··· Extracted records ···

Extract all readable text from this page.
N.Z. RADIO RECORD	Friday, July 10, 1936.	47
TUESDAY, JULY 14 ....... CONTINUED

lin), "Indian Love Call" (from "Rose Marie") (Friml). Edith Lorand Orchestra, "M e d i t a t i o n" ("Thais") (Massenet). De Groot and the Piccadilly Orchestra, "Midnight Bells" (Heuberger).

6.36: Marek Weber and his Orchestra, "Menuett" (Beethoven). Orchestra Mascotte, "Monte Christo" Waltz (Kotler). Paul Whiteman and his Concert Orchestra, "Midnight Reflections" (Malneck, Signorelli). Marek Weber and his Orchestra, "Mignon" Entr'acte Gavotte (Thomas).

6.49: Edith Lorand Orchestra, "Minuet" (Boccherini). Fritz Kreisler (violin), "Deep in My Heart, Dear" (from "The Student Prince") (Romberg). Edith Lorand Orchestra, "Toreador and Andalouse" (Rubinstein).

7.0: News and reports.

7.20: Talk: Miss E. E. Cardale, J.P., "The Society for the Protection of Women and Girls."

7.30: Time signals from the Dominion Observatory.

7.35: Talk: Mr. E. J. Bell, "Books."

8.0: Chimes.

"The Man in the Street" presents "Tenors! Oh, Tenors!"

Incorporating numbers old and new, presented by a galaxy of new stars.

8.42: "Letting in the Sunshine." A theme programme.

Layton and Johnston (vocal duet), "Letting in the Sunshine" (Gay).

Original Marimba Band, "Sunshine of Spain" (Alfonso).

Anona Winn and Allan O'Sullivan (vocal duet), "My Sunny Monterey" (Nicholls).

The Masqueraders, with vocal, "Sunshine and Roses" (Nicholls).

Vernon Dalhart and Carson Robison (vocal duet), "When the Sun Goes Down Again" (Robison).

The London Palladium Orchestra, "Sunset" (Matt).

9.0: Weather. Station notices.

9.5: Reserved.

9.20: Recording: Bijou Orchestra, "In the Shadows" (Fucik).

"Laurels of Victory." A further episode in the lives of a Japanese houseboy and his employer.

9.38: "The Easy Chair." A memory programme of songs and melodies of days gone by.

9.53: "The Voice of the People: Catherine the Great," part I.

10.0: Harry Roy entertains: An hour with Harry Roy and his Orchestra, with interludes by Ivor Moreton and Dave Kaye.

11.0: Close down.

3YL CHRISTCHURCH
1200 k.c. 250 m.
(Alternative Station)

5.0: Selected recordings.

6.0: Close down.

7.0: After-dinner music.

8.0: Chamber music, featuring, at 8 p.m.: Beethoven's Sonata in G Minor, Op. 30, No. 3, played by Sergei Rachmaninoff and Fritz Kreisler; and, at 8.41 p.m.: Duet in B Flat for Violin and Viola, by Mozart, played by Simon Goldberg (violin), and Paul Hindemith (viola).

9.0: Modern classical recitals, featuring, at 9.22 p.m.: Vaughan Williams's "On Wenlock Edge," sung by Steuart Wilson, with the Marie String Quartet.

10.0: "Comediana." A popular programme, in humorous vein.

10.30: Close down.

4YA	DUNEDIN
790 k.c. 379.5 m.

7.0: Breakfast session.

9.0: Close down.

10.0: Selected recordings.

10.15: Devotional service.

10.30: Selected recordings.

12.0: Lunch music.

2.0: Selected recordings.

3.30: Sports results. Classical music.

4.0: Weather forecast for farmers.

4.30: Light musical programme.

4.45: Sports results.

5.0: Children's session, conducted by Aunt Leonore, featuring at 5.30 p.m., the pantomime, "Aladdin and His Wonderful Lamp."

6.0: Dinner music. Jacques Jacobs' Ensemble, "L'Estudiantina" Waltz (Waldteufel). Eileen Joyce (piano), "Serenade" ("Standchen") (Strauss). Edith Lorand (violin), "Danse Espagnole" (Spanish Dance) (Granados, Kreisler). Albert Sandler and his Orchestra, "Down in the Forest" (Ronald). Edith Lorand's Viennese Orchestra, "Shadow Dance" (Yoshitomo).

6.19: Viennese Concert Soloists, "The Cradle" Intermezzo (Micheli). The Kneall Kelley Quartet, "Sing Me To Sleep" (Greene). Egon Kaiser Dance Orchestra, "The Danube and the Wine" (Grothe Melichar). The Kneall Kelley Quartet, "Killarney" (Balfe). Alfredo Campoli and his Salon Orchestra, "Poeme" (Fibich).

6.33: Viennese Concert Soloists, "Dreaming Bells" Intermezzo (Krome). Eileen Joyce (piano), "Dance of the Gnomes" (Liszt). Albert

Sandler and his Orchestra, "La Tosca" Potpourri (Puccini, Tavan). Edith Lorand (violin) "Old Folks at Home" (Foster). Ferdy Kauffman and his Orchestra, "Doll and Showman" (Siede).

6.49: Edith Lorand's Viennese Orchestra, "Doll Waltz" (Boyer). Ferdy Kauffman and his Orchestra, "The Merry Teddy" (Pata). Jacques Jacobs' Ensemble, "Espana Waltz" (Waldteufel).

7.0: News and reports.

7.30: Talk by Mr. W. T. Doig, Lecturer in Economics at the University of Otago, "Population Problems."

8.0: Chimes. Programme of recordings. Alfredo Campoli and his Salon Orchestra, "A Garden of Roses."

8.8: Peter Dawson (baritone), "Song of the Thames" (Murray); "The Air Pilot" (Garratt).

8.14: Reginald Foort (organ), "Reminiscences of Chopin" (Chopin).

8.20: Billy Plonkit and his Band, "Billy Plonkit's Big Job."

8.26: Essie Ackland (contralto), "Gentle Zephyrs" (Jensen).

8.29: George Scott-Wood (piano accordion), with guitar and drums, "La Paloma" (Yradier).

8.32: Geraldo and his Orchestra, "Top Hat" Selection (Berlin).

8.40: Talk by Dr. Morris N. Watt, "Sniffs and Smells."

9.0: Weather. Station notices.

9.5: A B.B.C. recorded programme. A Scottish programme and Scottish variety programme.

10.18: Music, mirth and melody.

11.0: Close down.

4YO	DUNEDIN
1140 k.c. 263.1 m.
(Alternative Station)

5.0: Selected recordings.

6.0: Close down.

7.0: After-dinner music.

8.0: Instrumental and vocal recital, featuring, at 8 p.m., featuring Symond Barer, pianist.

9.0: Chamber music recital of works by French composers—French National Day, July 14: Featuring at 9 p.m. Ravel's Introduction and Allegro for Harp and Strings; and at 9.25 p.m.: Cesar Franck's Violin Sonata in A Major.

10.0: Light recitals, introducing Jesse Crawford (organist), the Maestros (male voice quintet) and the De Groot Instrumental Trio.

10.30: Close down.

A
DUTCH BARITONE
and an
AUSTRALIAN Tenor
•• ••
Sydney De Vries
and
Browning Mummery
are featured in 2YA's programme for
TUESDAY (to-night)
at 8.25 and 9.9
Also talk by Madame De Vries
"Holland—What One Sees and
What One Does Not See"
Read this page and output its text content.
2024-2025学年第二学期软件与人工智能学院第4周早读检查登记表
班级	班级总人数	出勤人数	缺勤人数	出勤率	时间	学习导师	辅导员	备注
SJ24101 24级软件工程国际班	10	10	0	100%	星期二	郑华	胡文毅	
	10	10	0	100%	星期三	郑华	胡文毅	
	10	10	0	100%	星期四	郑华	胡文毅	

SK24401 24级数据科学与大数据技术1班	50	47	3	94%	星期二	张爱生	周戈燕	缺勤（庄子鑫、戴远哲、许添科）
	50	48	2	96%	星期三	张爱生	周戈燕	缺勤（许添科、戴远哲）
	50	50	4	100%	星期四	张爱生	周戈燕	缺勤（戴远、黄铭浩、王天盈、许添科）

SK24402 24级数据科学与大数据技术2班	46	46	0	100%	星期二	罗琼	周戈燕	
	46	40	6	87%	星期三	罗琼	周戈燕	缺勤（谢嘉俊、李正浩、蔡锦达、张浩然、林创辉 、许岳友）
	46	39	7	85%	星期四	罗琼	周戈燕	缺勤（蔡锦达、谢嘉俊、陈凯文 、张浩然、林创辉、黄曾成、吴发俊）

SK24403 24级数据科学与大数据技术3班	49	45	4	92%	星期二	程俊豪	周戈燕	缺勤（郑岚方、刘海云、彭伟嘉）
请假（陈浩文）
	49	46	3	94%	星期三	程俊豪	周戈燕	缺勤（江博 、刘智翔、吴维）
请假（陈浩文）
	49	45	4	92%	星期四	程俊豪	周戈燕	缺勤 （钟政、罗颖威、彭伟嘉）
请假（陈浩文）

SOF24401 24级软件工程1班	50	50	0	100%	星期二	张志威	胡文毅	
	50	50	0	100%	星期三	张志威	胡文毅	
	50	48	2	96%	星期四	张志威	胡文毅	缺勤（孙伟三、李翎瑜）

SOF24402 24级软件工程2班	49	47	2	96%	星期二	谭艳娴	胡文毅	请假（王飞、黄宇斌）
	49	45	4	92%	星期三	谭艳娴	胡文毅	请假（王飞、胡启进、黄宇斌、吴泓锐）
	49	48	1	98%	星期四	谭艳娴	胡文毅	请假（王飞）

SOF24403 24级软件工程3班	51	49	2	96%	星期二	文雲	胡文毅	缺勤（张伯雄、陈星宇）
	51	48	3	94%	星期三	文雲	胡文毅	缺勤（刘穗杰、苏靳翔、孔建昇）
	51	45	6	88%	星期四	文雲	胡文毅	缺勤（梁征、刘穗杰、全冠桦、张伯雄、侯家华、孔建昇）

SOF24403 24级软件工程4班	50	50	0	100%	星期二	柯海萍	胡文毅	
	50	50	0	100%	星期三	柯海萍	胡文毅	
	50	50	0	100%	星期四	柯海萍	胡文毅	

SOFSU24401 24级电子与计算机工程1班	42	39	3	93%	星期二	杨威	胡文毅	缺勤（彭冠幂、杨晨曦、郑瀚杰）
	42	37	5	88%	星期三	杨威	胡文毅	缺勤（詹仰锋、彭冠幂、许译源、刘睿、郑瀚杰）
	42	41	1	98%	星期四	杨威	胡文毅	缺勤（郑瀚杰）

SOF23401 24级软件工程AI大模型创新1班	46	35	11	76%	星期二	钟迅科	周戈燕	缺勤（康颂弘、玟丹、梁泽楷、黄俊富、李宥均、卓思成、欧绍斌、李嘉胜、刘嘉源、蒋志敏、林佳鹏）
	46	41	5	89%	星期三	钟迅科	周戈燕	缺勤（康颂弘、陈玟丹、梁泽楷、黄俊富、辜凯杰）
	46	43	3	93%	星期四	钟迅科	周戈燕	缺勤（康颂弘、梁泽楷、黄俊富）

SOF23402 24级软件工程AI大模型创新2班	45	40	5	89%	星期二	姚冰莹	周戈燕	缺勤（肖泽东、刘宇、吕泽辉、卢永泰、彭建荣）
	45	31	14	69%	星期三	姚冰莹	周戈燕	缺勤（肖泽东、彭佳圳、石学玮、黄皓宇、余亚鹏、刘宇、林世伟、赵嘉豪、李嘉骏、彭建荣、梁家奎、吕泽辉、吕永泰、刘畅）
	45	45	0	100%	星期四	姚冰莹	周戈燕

···

Write only the number of lines in the data above that include "Sunshine".

4